■ **Problem to solve**: Extract all of the entries and set them down verbatim.

■ **Dataset entries**:
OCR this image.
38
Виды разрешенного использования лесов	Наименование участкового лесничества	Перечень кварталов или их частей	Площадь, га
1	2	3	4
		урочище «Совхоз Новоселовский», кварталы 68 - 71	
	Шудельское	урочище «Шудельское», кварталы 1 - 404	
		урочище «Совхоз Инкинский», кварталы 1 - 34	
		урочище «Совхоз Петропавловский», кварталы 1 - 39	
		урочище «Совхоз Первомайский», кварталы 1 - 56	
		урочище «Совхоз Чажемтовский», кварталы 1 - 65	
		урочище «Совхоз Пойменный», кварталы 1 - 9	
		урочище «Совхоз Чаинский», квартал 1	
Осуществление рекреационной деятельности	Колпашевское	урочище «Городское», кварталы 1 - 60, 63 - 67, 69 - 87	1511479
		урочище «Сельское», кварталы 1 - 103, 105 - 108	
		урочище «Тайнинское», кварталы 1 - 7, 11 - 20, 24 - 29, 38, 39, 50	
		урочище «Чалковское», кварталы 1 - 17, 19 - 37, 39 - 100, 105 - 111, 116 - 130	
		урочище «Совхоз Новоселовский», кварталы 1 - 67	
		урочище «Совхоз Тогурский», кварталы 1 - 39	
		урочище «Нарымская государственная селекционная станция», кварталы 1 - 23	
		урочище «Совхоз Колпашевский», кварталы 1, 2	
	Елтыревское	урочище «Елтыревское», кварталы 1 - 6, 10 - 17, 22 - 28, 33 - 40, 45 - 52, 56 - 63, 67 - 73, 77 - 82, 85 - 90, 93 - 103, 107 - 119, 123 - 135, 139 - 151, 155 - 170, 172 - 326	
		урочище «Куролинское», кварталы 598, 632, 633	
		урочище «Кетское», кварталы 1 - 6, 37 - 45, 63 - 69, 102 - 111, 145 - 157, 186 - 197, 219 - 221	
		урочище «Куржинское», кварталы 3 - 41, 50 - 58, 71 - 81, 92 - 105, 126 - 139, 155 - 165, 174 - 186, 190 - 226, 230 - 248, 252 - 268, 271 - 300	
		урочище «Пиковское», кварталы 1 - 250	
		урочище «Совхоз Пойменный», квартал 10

■ **Solution**:
OCR this image.
38
Виды разрешенного использования лесов	Наименование участкового лесничества	Перечень кварталов или их частей	Площадь, га
1	2	3	4
		урочище «Совхоз Новоселовский», кварталы 68 - 71	
	Шудельское	урочище «Шудельское», кварталы 1 - 404	
		урочище «Совхоз Инкинский», кварталы 1 - 34	
		урочище «Совхоз Петропавловский», кварталы 1 - 39	
		урочище «Совхоз Первомайский», кварталы 1 - 56	
		урочище «Совхоз Чажемтовский», кварталы 1 - 65	
		урочище «Совхоз Пойменный», кварталы 1 - 9	
		урочище «Совхоз Чаинский», квартал 1	
Осуществление рекреационной деятельности	Колпашевское	урочище «Городское», кварталы 1 - 60, 63 - 67, 69 - 87	1511479
		урочище «Сельское», кварталы 1 - 103, 105 - 108	
		урочище «Тайнинское», кварталы 1 - 7, 11 - 20, 24 - 29, 38, 39, 50	
		урочище «Чалковское», кварталы 1 - 17, 19 - 37, 39 - 100, 105 - 111, 116 - 130	
		урочище «Совхоз Новоселовский», кварталы 1 - 67	
		урочище «Совхоз Тогурский», кварталы 1 - 39	
		урочище «Нарымская государственная селекционная станция», кварталы 1 - 23	
		урочище «Совхоз Колпашевский», кварталы 1, 2	
	Елтыревское	урочище «Елтыревское», кварталы 1 - 6, 10 - 17, 22 - 28, 33 - 40, 45 - 52, 56 - 63, 67 - 73, 77 - 82, 85 - 90, 93 - 103, 107 - 119, 123 - 135, 139 - 151, 155 - 170, 172 - 326	
		урочище «Куролинское», кварталы 598, 632, 633	
		урочище «Кетское», кварталы 1 - 6, 37 - 45, 63 - 69, 102 - 111, 145 - 157, 186 - 197, 219 - 221	
		урочище «Куржинское», кварталы 3 - 41, 50 - 58, 71 - 81, 92 - 105, 126 - 139, 155 - 165, 174 - 186, 190 - 226, 230 - 248, 252 - 268, 271 - 300	
		урочище «Пиковское», кварталы 1 - 250	
		урочище «Совхоз Пойменный», квартал 10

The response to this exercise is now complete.